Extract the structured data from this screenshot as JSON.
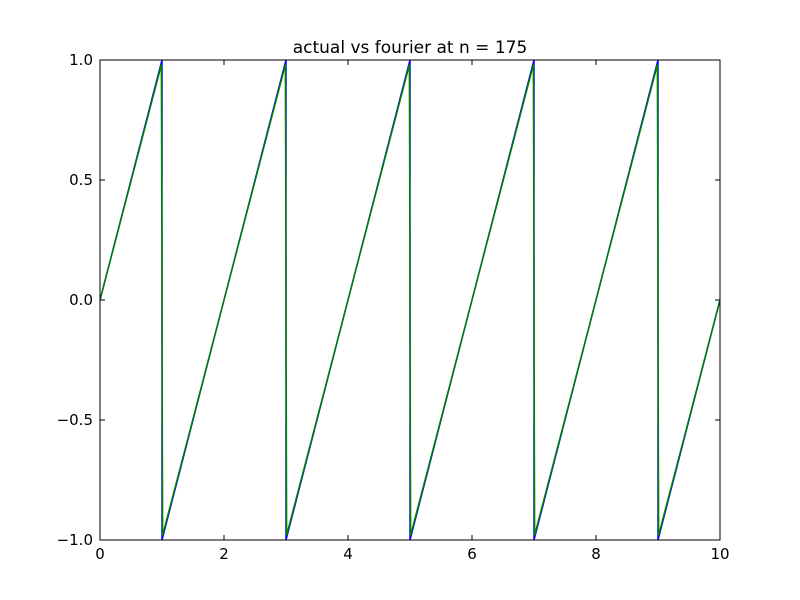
{
  "chart_data": {
    "type": "line",
    "title": "actual vs fourier at n = 175",
    "xlabel": "",
    "ylabel": "",
    "xlim": [
      0,
      10
    ],
    "ylim": [
      -1.0,
      1.0
    ],
    "grid": false,
    "legend": "none",
    "x_ticks": [
      0,
      2,
      4,
      6,
      8,
      10
    ],
    "x_tick_labels": [
      "0",
      "2",
      "4",
      "6",
      "8",
      "10"
    ],
    "y_ticks": [
      -1.0,
      -0.5,
      0.0,
      0.5,
      1.0
    ],
    "y_tick_labels": [
      "−1.0",
      "−0.5",
      "0.0",
      "0.5",
      "1.0"
    ],
    "series": [
      {
        "color": "#0000ff",
        "x": [
          0,
          1,
          1,
          3,
          3,
          5,
          5,
          7,
          7,
          9,
          9,
          10
        ],
        "y": [
          0,
          1,
          -1,
          1,
          -1,
          1,
          -1,
          1,
          -1,
          1,
          -1,
          0
        ]
      },
      {
        "color": "#007f00",
        "x": [
          0,
          0.99,
          1,
          1.01,
          2.99,
          3,
          3.01,
          4.99,
          5,
          5.01,
          6.99,
          7,
          7.01,
          8.99,
          9,
          9.01,
          10
        ],
        "y": [
          0,
          0.98,
          0,
          -0.98,
          0.98,
          0,
          -0.98,
          0.98,
          0,
          -0.98,
          0.98,
          0,
          -0.98,
          0.98,
          0,
          -0.98,
          0
        ]
      }
    ]
  }
}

▸ **Work instructions**
Retype the whole listing, keeping every line identical and omitting all pictures.

▸ **Problem solution**
Extract the structured data from this screenshot as JSON.
{
  "chart_data": {
    "type": "line",
    "title": "actual vs fourier at n = 175",
    "xlabel": "",
    "ylabel": "",
    "xlim": [
      0,
      10
    ],
    "ylim": [
      -1.0,
      1.0
    ],
    "grid": false,
    "legend": "none",
    "x_ticks": [
      0,
      2,
      4,
      6,
      8,
      10
    ],
    "x_tick_labels": [
      "0",
      "2",
      "4",
      "6",
      "8",
      "10"
    ],
    "y_ticks": [
      -1.0,
      -0.5,
      0.0,
      0.5,
      1.0
    ],
    "y_tick_labels": [
      "−1.0",
      "−0.5",
      "0.0",
      "0.5",
      "1.0"
    ],
    "series": [
      {
        "color": "#0000ff",
        "x": [
          0,
          1,
          1,
          3,
          3,
          5,
          5,
          7,
          7,
          9,
          9,
          10
        ],
        "y": [
          0,
          1,
          -1,
          1,
          -1,
          1,
          -1,
          1,
          -1,
          1,
          -1,
          0
        ]
      },
      {
        "color": "#007f00",
        "x": [
          0,
          0.99,
          1,
          1.01,
          2.99,
          3,
          3.01,
          4.99,
          5,
          5.01,
          6.99,
          7,
          7.01,
          8.99,
          9,
          9.01,
          10
        ],
        "y": [
          0,
          0.98,
          0,
          -0.98,
          0.98,
          0,
          -0.98,
          0.98,
          0,
          -0.98,
          0.98,
          0,
          -0.98,
          0.98,
          0,
          -0.98,
          0
        ]
      }
    ]
  }
}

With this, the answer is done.